STATED TASK: Report how many lines of the data below contain the string "pane", giving only the number.

RECORDS TO PROCESS:
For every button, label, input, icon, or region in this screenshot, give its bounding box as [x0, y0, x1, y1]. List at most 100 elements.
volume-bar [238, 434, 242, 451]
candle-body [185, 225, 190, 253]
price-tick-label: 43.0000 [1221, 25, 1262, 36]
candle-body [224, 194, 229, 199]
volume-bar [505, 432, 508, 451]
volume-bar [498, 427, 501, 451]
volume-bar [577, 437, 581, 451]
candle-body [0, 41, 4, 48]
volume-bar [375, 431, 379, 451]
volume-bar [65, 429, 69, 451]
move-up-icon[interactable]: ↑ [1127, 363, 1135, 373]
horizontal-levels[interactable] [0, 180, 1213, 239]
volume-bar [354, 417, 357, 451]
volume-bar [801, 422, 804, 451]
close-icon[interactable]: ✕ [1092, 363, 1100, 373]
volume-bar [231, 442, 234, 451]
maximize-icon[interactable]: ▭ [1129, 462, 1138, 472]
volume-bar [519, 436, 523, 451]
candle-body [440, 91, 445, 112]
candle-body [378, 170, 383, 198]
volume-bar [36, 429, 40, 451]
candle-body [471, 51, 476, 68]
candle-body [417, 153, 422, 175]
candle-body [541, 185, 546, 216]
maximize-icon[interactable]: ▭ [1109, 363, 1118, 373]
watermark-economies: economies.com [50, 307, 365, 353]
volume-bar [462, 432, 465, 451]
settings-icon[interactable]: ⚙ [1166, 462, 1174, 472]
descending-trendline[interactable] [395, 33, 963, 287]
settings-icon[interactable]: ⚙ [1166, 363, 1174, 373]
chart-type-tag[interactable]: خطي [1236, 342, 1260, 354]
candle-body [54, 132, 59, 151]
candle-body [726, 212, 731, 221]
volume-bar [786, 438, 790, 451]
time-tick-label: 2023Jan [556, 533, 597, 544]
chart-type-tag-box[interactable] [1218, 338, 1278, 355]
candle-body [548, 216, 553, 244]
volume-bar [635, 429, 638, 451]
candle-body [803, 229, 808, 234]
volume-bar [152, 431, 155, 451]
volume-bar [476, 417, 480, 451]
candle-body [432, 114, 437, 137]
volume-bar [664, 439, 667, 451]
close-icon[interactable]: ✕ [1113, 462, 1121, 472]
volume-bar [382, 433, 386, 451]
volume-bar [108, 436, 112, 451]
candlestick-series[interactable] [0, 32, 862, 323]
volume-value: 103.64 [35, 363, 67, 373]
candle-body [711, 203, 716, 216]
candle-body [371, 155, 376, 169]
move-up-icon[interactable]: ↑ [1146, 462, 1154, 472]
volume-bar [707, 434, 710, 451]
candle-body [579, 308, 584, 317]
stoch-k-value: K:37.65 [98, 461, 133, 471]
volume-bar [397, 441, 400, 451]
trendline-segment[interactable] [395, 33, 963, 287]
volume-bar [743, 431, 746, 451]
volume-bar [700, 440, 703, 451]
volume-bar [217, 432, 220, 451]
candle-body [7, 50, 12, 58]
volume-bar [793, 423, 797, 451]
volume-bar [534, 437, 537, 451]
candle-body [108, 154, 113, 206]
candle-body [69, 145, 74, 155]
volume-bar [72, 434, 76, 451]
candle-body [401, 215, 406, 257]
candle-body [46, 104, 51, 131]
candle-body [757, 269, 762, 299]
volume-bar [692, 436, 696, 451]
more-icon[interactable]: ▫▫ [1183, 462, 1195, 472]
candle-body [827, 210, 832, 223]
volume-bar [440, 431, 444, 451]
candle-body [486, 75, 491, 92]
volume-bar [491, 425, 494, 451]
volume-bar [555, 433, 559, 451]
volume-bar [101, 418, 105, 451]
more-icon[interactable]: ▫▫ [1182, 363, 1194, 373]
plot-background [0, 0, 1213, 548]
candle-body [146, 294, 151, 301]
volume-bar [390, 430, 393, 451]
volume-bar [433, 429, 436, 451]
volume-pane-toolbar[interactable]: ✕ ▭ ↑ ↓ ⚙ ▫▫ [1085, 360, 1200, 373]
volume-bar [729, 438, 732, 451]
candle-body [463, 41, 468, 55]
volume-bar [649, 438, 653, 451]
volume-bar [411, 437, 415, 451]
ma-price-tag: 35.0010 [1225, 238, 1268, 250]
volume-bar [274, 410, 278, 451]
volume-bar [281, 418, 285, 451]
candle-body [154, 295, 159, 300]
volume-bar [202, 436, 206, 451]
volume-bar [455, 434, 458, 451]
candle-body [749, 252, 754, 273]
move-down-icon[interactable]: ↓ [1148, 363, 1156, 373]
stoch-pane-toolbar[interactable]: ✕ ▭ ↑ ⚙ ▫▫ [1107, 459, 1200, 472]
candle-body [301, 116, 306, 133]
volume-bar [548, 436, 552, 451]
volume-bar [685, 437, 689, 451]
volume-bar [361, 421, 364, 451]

RESULT BELOW: 2